■ Problem requirements ■
Gather the lines from the material that contain "oaths".
* Begin Material provided *
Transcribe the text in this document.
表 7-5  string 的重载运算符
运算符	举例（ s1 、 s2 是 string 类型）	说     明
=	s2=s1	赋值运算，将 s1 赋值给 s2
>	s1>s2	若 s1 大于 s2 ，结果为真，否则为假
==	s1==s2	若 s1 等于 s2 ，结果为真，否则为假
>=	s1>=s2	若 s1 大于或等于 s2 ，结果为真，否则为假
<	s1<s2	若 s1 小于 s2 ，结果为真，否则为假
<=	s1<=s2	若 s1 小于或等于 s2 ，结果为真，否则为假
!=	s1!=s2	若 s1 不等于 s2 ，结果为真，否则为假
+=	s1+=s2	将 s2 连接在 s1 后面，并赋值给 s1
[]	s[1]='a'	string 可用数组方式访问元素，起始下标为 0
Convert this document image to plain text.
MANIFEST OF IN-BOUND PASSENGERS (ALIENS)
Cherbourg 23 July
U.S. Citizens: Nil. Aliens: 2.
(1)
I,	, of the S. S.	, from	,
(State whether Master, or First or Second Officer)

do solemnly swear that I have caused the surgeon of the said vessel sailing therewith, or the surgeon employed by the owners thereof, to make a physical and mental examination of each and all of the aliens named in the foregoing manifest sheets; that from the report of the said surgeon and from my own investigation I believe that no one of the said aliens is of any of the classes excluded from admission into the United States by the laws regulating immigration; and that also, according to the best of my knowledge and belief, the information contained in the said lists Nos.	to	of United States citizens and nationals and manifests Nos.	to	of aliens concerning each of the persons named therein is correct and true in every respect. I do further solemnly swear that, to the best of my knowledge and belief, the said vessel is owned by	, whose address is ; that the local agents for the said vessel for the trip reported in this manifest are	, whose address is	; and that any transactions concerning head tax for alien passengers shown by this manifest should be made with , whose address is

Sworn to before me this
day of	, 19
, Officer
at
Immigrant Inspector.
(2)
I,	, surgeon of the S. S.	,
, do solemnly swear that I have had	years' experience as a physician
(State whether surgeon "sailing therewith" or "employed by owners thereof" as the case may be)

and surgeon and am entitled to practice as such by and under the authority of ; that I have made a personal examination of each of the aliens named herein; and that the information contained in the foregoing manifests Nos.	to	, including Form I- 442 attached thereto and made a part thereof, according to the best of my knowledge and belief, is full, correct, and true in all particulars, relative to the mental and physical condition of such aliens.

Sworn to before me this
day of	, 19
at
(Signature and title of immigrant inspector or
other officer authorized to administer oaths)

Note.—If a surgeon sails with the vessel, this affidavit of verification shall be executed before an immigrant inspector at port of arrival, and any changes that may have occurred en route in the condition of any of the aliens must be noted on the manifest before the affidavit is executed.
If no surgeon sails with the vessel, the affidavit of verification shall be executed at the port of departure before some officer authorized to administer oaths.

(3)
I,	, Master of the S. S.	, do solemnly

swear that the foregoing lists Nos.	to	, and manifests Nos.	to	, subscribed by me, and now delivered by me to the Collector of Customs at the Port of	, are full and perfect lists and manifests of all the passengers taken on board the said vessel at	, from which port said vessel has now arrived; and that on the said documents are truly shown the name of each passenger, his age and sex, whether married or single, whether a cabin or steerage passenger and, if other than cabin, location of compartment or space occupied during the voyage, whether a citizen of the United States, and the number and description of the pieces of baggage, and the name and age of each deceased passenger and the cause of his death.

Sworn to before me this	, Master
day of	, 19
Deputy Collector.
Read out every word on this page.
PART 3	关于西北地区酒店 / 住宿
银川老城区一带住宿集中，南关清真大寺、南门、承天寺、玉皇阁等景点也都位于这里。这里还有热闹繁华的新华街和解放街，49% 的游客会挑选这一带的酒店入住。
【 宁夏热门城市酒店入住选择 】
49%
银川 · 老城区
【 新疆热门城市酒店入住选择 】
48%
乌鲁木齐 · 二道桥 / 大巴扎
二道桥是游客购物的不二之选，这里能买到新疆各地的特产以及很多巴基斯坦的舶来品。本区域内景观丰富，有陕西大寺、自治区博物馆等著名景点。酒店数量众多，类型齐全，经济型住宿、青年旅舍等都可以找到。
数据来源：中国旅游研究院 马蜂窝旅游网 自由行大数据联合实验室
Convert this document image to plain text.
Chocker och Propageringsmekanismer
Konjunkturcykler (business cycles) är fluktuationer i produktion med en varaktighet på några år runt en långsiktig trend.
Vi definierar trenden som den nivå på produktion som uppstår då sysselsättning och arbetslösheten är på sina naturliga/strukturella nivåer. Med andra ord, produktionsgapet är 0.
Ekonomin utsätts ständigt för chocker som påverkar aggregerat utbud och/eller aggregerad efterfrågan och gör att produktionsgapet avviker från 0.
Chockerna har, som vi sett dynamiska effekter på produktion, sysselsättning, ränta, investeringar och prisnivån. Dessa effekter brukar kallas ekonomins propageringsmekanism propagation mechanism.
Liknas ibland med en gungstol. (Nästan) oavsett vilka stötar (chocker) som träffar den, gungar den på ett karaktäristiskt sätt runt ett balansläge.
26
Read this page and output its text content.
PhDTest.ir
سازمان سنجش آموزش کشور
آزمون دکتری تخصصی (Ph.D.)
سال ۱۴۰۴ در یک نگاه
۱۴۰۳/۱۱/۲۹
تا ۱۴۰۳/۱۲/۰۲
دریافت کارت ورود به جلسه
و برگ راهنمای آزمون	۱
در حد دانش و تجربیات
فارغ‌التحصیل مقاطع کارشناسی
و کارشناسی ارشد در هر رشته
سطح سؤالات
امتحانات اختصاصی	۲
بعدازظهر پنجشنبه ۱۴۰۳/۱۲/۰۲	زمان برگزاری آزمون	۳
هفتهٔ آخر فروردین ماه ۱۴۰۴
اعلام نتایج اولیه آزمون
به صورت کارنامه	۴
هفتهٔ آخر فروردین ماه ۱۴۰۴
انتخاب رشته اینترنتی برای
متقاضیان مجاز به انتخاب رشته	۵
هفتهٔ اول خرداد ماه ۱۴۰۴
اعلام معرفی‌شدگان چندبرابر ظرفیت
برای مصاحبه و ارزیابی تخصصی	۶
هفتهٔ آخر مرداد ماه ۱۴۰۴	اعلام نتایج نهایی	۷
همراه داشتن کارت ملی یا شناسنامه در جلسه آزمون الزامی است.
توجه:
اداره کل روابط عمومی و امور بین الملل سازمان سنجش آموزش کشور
* End Material provided *
■ Written reply ■
other officer authorized to administer oaths)
If no surgeon sails with the vessel, the affidavit of verification shall be executed at the port of departure before some officer authorized to administer oaths.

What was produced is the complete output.